§ **TASK BRIEF**
Keep the images out and copy every entry below exactly.

»»

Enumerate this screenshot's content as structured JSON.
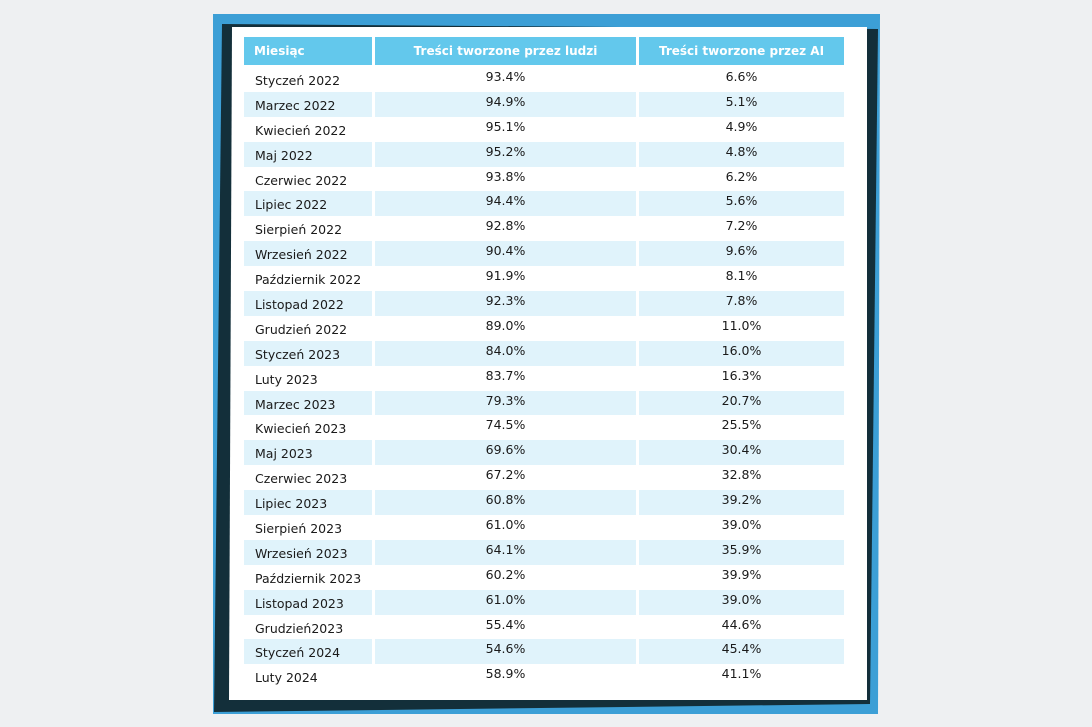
{
  "colors": {
    "page_background": "#eef0f2",
    "frame_dark": "#132f3a",
    "frame_accent": "#3c9fd6",
    "header_background": "#63c8ec",
    "stripe_background": "#e0f3fb"
  },
  "table": {
    "headers": {
      "month": "Miesiąc",
      "human": "Treści tworzone przez ludzi",
      "ai": "Treści tworzone przez AI"
    },
    "rows": [
      {
        "month": "Styczeń 2022",
        "human": "93.4%",
        "ai": "6.6%"
      },
      {
        "month": "Marzec 2022",
        "human": "94.9%",
        "ai": "5.1%"
      },
      {
        "month": "Kwiecień 2022",
        "human": "95.1%",
        "ai": "4.9%"
      },
      {
        "month": "Maj 2022",
        "human": "95.2%",
        "ai": "4.8%"
      },
      {
        "month": "Czerwiec 2022",
        "human": "93.8%",
        "ai": "6.2%"
      },
      {
        "month": "Lipiec 2022",
        "human": "94.4%",
        "ai": "5.6%"
      },
      {
        "month": "Sierpień 2022",
        "human": "92.8%",
        "ai": "7.2%"
      },
      {
        "month": "Wrzesień 2022",
        "human": "90.4%",
        "ai": "9.6%"
      },
      {
        "month": "Październik 2022",
        "human": "91.9%",
        "ai": "8.1%"
      },
      {
        "month": "Listopad 2022",
        "human": "92.3%",
        "ai": "7.8%"
      },
      {
        "month": "Grudzień 2022",
        "human": "89.0%",
        "ai": "11.0%"
      },
      {
        "month": "Styczeń 2023",
        "human": "84.0%",
        "ai": "16.0%"
      },
      {
        "month": "Luty  2023",
        "human": "83.7%",
        "ai": "16.3%"
      },
      {
        "month": "Marzec 2023",
        "human": "79.3%",
        "ai": "20.7%"
      },
      {
        "month": "Kwiecień 2023",
        "human": "74.5%",
        "ai": "25.5%"
      },
      {
        "month": "Maj 2023",
        "human": "69.6%",
        "ai": "30.4%"
      },
      {
        "month": "Czerwiec 2023",
        "human": "67.2%",
        "ai": "32.8%"
      },
      {
        "month": "Lipiec 2023",
        "human": "60.8%",
        "ai": "39.2%"
      },
      {
        "month": "Sierpień 2023",
        "human": "61.0%",
        "ai": "39.0%"
      },
      {
        "month": "Wrzesień 2023",
        "human": "64.1%",
        "ai": "35.9%"
      },
      {
        "month": "Październik 2023",
        "human": "60.2%",
        "ai": "39.9%"
      },
      {
        "month": "Listopad 2023",
        "human": "61.0%",
        "ai": "39.0%"
      },
      {
        "month": "Grudzień2023",
        "human": "55.4%",
        "ai": "44.6%"
      },
      {
        "month": "Styczeń 2024",
        "human": "54.6%",
        "ai": "45.4%"
      },
      {
        "month": "Luty 2024",
        "human": "58.9%",
        "ai": "41.1%"
      }
    ]
  }
}
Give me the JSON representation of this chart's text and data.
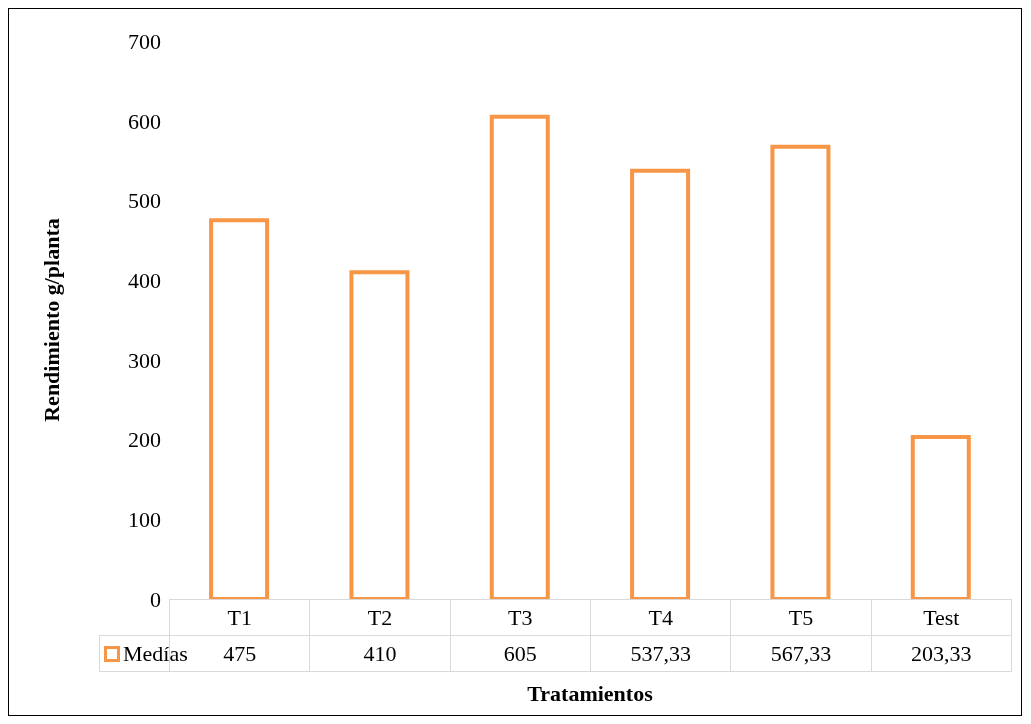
{
  "chart_data": {
    "type": "bar",
    "xlabel": "Tratamientos",
    "ylabel": "Rendimiento g/planta",
    "categories": [
      "T1",
      "T2",
      "T3",
      "T4",
      "T5",
      "Test"
    ],
    "series": [
      {
        "name": "Medías",
        "color": "#f79646",
        "values": [
          475,
          410,
          605,
          537.33,
          567.33,
          203.33
        ],
        "value_labels": [
          "475",
          "410",
          "605",
          "537,33",
          "567,33",
          "203,33"
        ]
      }
    ],
    "ylim": [
      0,
      700
    ],
    "yticks": [
      0,
      100,
      200,
      300,
      400,
      500,
      600,
      700
    ],
    "legend": "bottom"
  }
}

««

§ **EXERCISE OUTPUT**
Enumerate this screenshot's content as structured JSON.
{
  "colors": {
    "page_background": "#eef0f2",
    "frame_dark": "#132f3a",
    "frame_accent": "#3c9fd6",
    "header_background": "#63c8ec",
    "stripe_background": "#e0f3fb"
  },
  "table": {
    "headers": {
      "month": "Miesiąc",
      "human": "Treści tworzone przez ludzi",
      "ai": "Treści tworzone przez AI"
    },
    "rows": [
      {
        "month": "Styczeń 2022",
        "human": "93.4%",
        "ai": "6.6%"
      },
      {
        "month": "Marzec 2022",
        "human": "94.9%",
        "ai": "5.1%"
      },
      {
        "month": "Kwiecień 2022",
        "human": "95.1%",
        "ai": "4.9%"
      },
      {
        "month": "Maj 2022",
        "human": "95.2%",
        "ai": "4.8%"
      },
      {
        "month": "Czerwiec 2022",
        "human": "93.8%",
        "ai": "6.2%"
      },
      {
        "month": "Lipiec 2022",
        "human": "94.4%",
        "ai": "5.6%"
      },
      {
        "month": "Sierpień 2022",
        "human": "92.8%",
        "ai": "7.2%"
      },
      {
        "month": "Wrzesień 2022",
        "human": "90.4%",
        "ai": "9.6%"
      },
      {
        "month": "Październik 2022",
        "human": "91.9%",
        "ai": "8.1%"
      },
      {
        "month": "Listopad 2022",
        "human": "92.3%",
        "ai": "7.8%"
      },
      {
        "month": "Grudzień 2022",
        "human": "89.0%",
        "ai": "11.0%"
      },
      {
        "month": "Styczeń 2023",
        "human": "84.0%",
        "ai": "16.0%"
      },
      {
        "month": "Luty  2023",
        "human": "83.7%",
        "ai": "16.3%"
      },
      {
        "month": "Marzec 2023",
        "human": "79.3%",
        "ai": "20.7%"
      },
      {
        "month": "Kwiecień 2023",
        "human": "74.5%",
        "ai": "25.5%"
      },
      {
        "month": "Maj 2023",
        "human": "69.6%",
        "ai": "30.4%"
      },
      {
        "month": "Czerwiec 2023",
        "human": "67.2%",
        "ai": "32.8%"
      },
      {
        "month": "Lipiec 2023",
        "human": "60.8%",
        "ai": "39.2%"
      },
      {
        "month": "Sierpień 2023",
        "human": "61.0%",
        "ai": "39.0%"
      },
      {
        "month": "Wrzesień 2023",
        "human": "64.1%",
        "ai": "35.9%"
      },
      {
        "month": "Październik 2023",
        "human": "60.2%",
        "ai": "39.9%"
      },
      {
        "month": "Listopad 2023",
        "human": "61.0%",
        "ai": "39.0%"
      },
      {
        "month": "Grudzień2023",
        "human": "55.4%",
        "ai": "44.6%"
      },
      {
        "month": "Styczeń 2024",
        "human": "54.6%",
        "ai": "45.4%"
      },
      {
        "month": "Luty 2024",
        "human": "58.9%",
        "ai": "41.1%"
      }
    ]
  }
}
Give me the JSON representation of this chart's text and data.
{
  "chart_data": {
    "type": "bar",
    "xlabel": "Tratamientos",
    "ylabel": "Rendimiento g/planta",
    "categories": [
      "T1",
      "T2",
      "T3",
      "T4",
      "T5",
      "Test"
    ],
    "series": [
      {
        "name": "Medías",
        "color": "#f79646",
        "values": [
          475,
          410,
          605,
          537.33,
          567.33,
          203.33
        ],
        "value_labels": [
          "475",
          "410",
          "605",
          "537,33",
          "567,33",
          "203,33"
        ]
      }
    ],
    "ylim": [
      0,
      700
    ],
    "yticks": [
      0,
      100,
      200,
      300,
      400,
      500,
      600,
      700
    ],
    "legend": "bottom"
  }
}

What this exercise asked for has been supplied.